> _SELECTED PASSAGE_:
= = = = =
Bring your own storage
MSP360 Cloud Backup for Mac
MSP360 (formerly Cloudberry) is a unique cloud backup solution because you control where your backup goes. You can use Amazon S3 and Glacier, Microsoft Azure, Google Cloud Storage, OpenStack, RackSpace, HP Cloud, Backblaze B2, and more. Backups include all of the data on a machine, and you can restore it from a certain point on a new machine. You can set up backup schedules, and even use it with a physical drive if you want to. There's a free version for personal use, but the Pro version gets you compression and encryption.
Easy to understand physical backup
Carbon Copy Cloner
Carbon Copy Cloner works with an external hard drive, like Time Machine. It makes an exact copy of what's on your Mac's drive, or you can select individual folders and files to back up on the external. Backups can be scheduled for every hour, daily, weekly, monthly, or manually. Your backup is like a bootable clone that you'll have access to if something happens to your Mac.
Painless and easy backup
SuperDuper! is a great complement to Time Machine. It creates a fully bootable backup on your external hard drive and features a smart updater that copies and erases files as needed. You can also set up a schedule for regular backups. SuperDuper! is perfect for those who want a super simple way to back up everything that matters. There's a free trial, so you can give it a try before paying for more advanced features.
Sync partial backups together
Mac Backup Guru
Mac Backup Guru helps you create an exact, bootable clone of your Mac's disk onto an external hard drive. The great thing about Mac Backup Guru is that it can even take older, partial backups and sync them up with what you have now to create a clone faster than starting from scratch. There are also incremental snapshots to create thumbnails of your backups, so they don't take up too much space.
Best of both worlds
Acronis True Image
With Acronis True Image, you get to run a local backup on an external hard drive of your own, while also storing a second backup on the company's cloud servers. Local backups run automatically and continuously with end-to-end encryption, and you can schedule the cloud backups as often as you want, even if it's every five minutes.
= = = = =
> _WORK TO COMPLETE_:
1. In the Mac backup software roundup, which version of MSP360 includes compression and encryption?
2. Extend the Mac backup software roundup, picking up after its last sentence.

> _INFORMATION PROVIDED_:
= = = = =
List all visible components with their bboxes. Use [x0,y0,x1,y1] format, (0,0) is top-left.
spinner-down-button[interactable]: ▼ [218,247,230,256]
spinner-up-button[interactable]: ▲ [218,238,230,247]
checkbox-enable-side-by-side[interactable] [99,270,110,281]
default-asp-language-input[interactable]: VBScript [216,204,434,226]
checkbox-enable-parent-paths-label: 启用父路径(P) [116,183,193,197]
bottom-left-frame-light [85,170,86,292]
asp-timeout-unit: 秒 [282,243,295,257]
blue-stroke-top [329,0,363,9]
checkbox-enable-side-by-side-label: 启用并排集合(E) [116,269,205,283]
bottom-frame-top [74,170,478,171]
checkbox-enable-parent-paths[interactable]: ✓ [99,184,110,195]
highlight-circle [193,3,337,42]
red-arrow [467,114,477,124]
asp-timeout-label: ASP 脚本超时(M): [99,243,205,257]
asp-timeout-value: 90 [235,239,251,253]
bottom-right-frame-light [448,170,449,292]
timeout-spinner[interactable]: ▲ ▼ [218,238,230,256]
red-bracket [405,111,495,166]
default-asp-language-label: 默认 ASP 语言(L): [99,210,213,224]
= = = = =
> _RESPONSES BY TASK_:
1. The Pro version.

2.
If you want to be in total control of what gets backed up and when, then ChronoSync is the solution for you. While it can create a clone of your entire drive, you can optionally choose what gets backed up, such as select folders only, or you can create a bootable backup on your external drive. Schedules can be set up, everything can be synced with a cloud storage server as well, and there is a 15-day trial to see if you like it before committing. All updates are free.
Itsy bitsy spider
SpiderOak's pricing is a bit high and is more like Dropbox pricing, but it's still a good service to check out. It's one of the first services that gives the user a private, exclusive encryption key, and there are some nice file-sharing and syncing features across multiple devices and platforms. You also get support for unlimited machines, as well as backups of initial system files and applications too.
Don't lose your data, always back up!
With all of these solutions available, there is no reason why you shouldn't be backing up your Mac regularly. It's always best to have a physical backup available, as well as an off-site cloud backup, just in case something happens to your external hard drive as well.
Our personal favorite from these is Backblaze because it provides simple cloud backup at an incredibly affordable rate. We also like to use Time Machine, as it already comes with your Mac, and is completely free to use — all you need is an external hard drive, which can be pretty cheap to obtain these days. Another good option is Carbonite because it's foolproof enough for everyone.